Goal:
Each line of the listing must be transcribed exactly, except for the images, which should be excluded.

____ Provided records

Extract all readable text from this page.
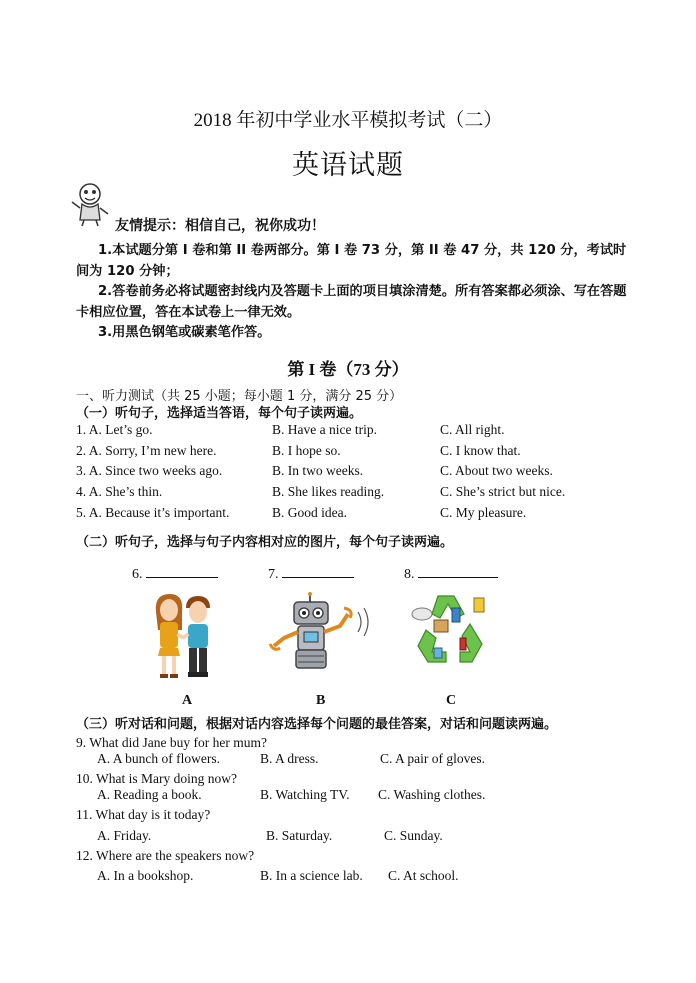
2018 年初中学业水平模拟考试（二）
英语试题
友情提示：相信自己，祝你成功！

1.本试题分第 I 卷和第 II 卷两部分。第 I 卷 73 分，第 II 卷 47 分，共 120 分，考试时间为 120 分钟；

2.答卷前务必将试题密封线内及答题卡上面的项目填涂清楚。所有答案都必须涂、写在答题卡相应位置，答在本试卷上一律无效。

3.用黑色钢笔或碳素笔作答。

第 I 卷（73 分）
一、听力测试（共 25 小题；每小题 1 分，满分 25 分）
（一）听句子，选择适当答语，每个句子读两遍。
1. A. Let’s go.	B. Have a nice trip.	C. All right.
2. A. Sorry, I’m new here.	B. I hope so.	C. I know that.
3. A. Since two weeks ago.	B. In two weeks.	C. About two weeks.
4. A. She’s thin.	B. She likes reading.	C. She’s strict but nice.
5. A. Because it’s important.	B. Good idea.	C. My pleasure.
（二）听句子，选择与句子内容相对应的图片，每个句子读两遍。
6.	7.	8.
A	B	C
（三）听对话和问题，根据对话内容选择每个问题的最佳答案，对话和问题读两遍。
9. What did Jane buy for her mum?
A. A bunch of flowers.	B. A dress.	C. A pair of gloves.
10. What is Mary doing now?
A. Reading a book.	B. Watching TV. C. Washing clothes.
11. What day is it today?
A. Friday.	B. Saturday.	C. Sunday.
12. Where are the speakers now?
A. In a bookshop.	B. In a science lab. C. At school.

________

Response to the exercise:
Extract all readable text from this page.
2018 年初中学业水平模拟考试（二）
英语试题
友情提示：相信自己，祝你成功！

1.本试题分第 I 卷和第 II 卷两部分。第 I 卷 73 分，第 II 卷 47 分，共 120 分，考试时间为 120 分钟；

2.答卷前务必将试题密封线内及答题卡上面的项目填涂清楚。所有答案都必须涂、写在答题卡相应位置，答在本试卷上一律无效。

3.用黑色钢笔或碳素笔作答。

第 I 卷（73 分）
一、听力测试（共 25 小题；每小题 1 分，满分 25 分）
（一）听句子，选择适当答语，每个句子读两遍。
1. A. Let’s go.	B. Have a nice trip.	C. All right.
2. A. Sorry, I’m new here.	B. I hope so.	C. I know that.
3. A. Since two weeks ago.	B. In two weeks.	C. About two weeks.
4. A. She’s thin.	B. She likes reading.	C. She’s strict but nice.
5. A. Because it’s important.	B. Good idea.	C. My pleasure.
（二）听句子，选择与句子内容相对应的图片，每个句子读两遍。
6.	7.	8.
A	B	C
（三）听对话和问题，根据对话内容选择每个问题的最佳答案，对话和问题读两遍。
9. What did Jane buy for her mum?
A. A bunch of flowers.	B. A dress.	C. A pair of gloves.
10. What is Mary doing now?
A. Reading a book.	B. Watching TV. C. Washing clothes.
11. What day is it today?
A. Friday.	B. Saturday.	C. Sunday.
12. Where are the speakers now?
A. In a bookshop.	B. In a science lab. C. At school.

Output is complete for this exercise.